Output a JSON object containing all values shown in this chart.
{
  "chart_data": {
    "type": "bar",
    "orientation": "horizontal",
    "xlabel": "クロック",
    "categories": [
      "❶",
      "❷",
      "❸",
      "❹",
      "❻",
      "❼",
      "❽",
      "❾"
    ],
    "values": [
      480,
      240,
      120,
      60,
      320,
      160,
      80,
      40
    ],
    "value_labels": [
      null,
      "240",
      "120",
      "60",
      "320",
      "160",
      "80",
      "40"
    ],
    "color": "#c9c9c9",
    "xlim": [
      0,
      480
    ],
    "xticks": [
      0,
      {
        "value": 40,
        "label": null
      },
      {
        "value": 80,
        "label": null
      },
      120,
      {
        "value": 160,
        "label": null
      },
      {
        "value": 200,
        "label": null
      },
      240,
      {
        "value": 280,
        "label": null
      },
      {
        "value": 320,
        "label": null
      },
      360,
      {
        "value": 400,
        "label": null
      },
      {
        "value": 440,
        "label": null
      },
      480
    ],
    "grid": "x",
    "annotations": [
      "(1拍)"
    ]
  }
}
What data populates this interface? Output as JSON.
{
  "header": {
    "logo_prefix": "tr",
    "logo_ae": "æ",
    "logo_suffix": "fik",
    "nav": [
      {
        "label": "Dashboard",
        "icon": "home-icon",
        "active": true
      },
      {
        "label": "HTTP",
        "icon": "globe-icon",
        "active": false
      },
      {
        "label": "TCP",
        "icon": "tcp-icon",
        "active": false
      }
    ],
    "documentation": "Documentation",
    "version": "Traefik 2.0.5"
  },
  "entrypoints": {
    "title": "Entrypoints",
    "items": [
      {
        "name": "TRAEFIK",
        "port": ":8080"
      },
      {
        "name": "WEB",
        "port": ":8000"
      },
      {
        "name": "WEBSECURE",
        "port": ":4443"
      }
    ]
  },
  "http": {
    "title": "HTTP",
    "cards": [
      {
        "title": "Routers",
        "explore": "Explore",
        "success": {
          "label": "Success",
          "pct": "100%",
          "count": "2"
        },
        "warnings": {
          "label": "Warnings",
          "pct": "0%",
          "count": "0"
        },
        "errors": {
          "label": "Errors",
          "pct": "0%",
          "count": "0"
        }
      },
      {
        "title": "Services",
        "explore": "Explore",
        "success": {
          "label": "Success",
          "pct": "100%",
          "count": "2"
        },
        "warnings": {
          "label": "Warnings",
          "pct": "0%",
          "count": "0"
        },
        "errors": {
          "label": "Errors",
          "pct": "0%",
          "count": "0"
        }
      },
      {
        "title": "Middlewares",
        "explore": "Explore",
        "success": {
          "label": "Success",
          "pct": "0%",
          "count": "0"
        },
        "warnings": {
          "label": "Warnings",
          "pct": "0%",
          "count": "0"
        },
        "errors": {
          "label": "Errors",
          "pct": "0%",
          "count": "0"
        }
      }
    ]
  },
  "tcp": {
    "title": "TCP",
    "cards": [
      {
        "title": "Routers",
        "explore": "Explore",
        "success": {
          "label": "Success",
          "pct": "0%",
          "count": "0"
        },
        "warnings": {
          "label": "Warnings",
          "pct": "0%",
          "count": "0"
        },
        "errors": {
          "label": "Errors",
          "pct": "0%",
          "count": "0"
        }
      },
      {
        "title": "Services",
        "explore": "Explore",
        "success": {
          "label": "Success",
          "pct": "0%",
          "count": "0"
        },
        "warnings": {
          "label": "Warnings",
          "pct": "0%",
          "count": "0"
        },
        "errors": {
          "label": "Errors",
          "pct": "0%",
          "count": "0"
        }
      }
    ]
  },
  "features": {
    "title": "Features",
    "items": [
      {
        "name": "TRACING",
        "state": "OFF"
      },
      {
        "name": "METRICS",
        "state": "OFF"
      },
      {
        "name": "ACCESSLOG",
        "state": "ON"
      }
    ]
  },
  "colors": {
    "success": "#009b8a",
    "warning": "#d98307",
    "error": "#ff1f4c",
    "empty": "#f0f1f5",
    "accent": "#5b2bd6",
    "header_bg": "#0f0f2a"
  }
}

**EXERCISE OBJECTIVE**
Send back each record exactly as it stands.

**OUTPUT BELOW**
Output a JSON object containing all values shown in this chart.
{
  "chart_data": {
    "type": "bar",
    "orientation": "horizontal",
    "xlabel": "クロック",
    "categories": [
      "❶",
      "❷",
      "❸",
      "❹",
      "❻",
      "❼",
      "❽",
      "❾"
    ],
    "values": [
      480,
      240,
      120,
      60,
      320,
      160,
      80,
      40
    ],
    "value_labels": [
      null,
      "240",
      "120",
      "60",
      "320",
      "160",
      "80",
      "40"
    ],
    "color": "#c9c9c9",
    "xlim": [
      0,
      480
    ],
    "xticks": [
      0,
      {
        "value": 40,
        "label": null
      },
      {
        "value": 80,
        "label": null
      },
      120,
      {
        "value": 160,
        "label": null
      },
      {
        "value": 200,
        "label": null
      },
      240,
      {
        "value": 280,
        "label": null
      },
      {
        "value": 320,
        "label": null
      },
      360,
      {
        "value": 400,
        "label": null
      },
      {
        "value": 440,
        "label": null
      },
      480
    ],
    "grid": "x",
    "annotations": [
      "(1拍)"
    ]
  }
}
What data populates this interface? Output as JSON.
{
  "header": {
    "logo_prefix": "tr",
    "logo_ae": "æ",
    "logo_suffix": "fik",
    "nav": [
      {
        "label": "Dashboard",
        "icon": "home-icon",
        "active": true
      },
      {
        "label": "HTTP",
        "icon": "globe-icon",
        "active": false
      },
      {
        "label": "TCP",
        "icon": "tcp-icon",
        "active": false
      }
    ],
    "documentation": "Documentation",
    "version": "Traefik 2.0.5"
  },
  "entrypoints": {
    "title": "Entrypoints",
    "items": [
      {
        "name": "TRAEFIK",
        "port": ":8080"
      },
      {
        "name": "WEB",
        "port": ":8000"
      },
      {
        "name": "WEBSECURE",
        "port": ":4443"
      }
    ]
  },
  "http": {
    "title": "HTTP",
    "cards": [
      {
        "title": "Routers",
        "explore": "Explore",
        "success": {
          "label": "Success",
          "pct": "100%",
          "count": "2"
        },
        "warnings": {
          "label": "Warnings",
          "pct": "0%",
          "count": "0"
        },
        "errors": {
          "label": "Errors",
          "pct": "0%",
          "count": "0"
        }
      },
      {
        "title": "Services",
        "explore": "Explore",
        "success": {
          "label": "Success",
          "pct": "100%",
          "count": "2"
        },
        "warnings": {
          "label": "Warnings",
          "pct": "0%",
          "count": "0"
        },
        "errors": {
          "label": "Errors",
          "pct": "0%",
          "count": "0"
        }
      },
      {
        "title": "Middlewares",
        "explore": "Explore",
        "success": {
          "label": "Success",
          "pct": "0%",
          "count": "0"
        },
        "warnings": {
          "label": "Warnings",
          "pct": "0%",
          "count": "0"
        },
        "errors": {
          "label": "Errors",
          "pct": "0%",
          "count": "0"
        }
      }
    ]
  },
  "tcp": {
    "title": "TCP",
    "cards": [
      {
        "title": "Routers",
        "explore": "Explore",
        "success": {
          "label": "Success",
          "pct": "0%",
          "count": "0"
        },
        "warnings": {
          "label": "Warnings",
          "pct": "0%",
          "count": "0"
        },
        "errors": {
          "label": "Errors",
          "pct": "0%",
          "count": "0"
        }
      },
      {
        "title": "Services",
        "explore": "Explore",
        "success": {
          "label": "Success",
          "pct": "0%",
          "count": "0"
        },
        "warnings": {
          "label": "Warnings",
          "pct": "0%",
          "count": "0"
        },
        "errors": {
          "label": "Errors",
          "pct": "0%",
          "count": "0"
        }
      }
    ]
  },
  "features": {
    "title": "Features",
    "items": [
      {
        "name": "TRACING",
        "state": "OFF"
      },
      {
        "name": "METRICS",
        "state": "OFF"
      },
      {
        "name": "ACCESSLOG",
        "state": "ON"
      }
    ]
  },
  "colors": {
    "success": "#009b8a",
    "warning": "#d98307",
    "error": "#ff1f4c",
    "empty": "#f0f1f5",
    "accent": "#5b2bd6",
    "header_bg": "#0f0f2a"
  }
}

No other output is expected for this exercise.